◆ EXERCISE OBJECTIVE
Locate the word "modèle" in the data below, then copy every line that holds it.

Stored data
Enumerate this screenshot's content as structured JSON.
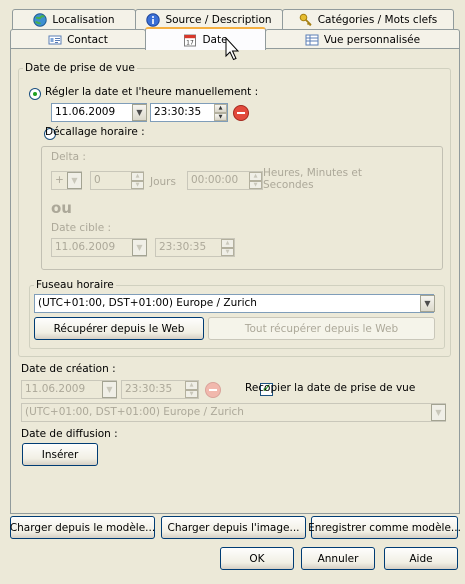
{
  "tabs_row1": [
    {
      "label": "Localisation",
      "icon": "globe-icon"
    },
    {
      "label": "Source / Description",
      "icon": "info-icon"
    },
    {
      "label": "Catégories / Mots clefs",
      "icon": "key-icon"
    }
  ],
  "tabs_row2": [
    {
      "label": "Contact",
      "icon": "contact-card-icon"
    },
    {
      "label": "Date",
      "icon": "calendar-icon"
    },
    {
      "label": "Vue personnalisée",
      "icon": "table-view-icon"
    }
  ],
  "capture": {
    "legend": "Date de prise de vue",
    "manual_radio": "Régler la date et l'heure manuellement :",
    "manual_date": "11.06.2009",
    "manual_time": "23:30:35",
    "offset_radio": "Décallage horaire :",
    "delta_label": "Delta :",
    "delta_sign": "+",
    "delta_days": "0",
    "days_label": "Jours",
    "delta_hms": "00:00:00",
    "hms_label": "Heures, Minutes et Secondes",
    "or_label": "ou",
    "target_label": "Date cible :",
    "target_date": "11.06.2009",
    "target_time": "23:30:35"
  },
  "timezone": {
    "legend": "Fuseau horaire",
    "selected": "(UTC+01:00, DST+01:00) Europe / Zurich",
    "fetch_button": "Récupérer depuis le Web",
    "fetch_all_button": "Tout récupérer depuis le Web"
  },
  "creation": {
    "label": "Date de création :",
    "date": "11.06.2009",
    "time": "23:30:35",
    "copy_checkbox": "Recopier la date de prise de vue",
    "timezone": "(UTC+01:00, DST+01:00) Europe / Zurich"
  },
  "broadcast": {
    "label": "Date de diffusion :",
    "insert_button": "Insérer"
  },
  "footer": {
    "load_template": "Charger depuis le modèle...",
    "load_image": "Charger depuis l'image...",
    "save_template": "Enregistrer comme modèle...",
    "ok": "OK",
    "cancel": "Annuler",
    "help": "Aide"
  },
  "colors": {
    "accent_tab": "#f5b041",
    "xp_border": "#003c74",
    "delete_red": "#e24a3b"
  }
}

◆ EXERCISE SOLUTION
    "load_template": "Charger depuis le modèle...",
    "save_template": "Enregistrer comme modèle...",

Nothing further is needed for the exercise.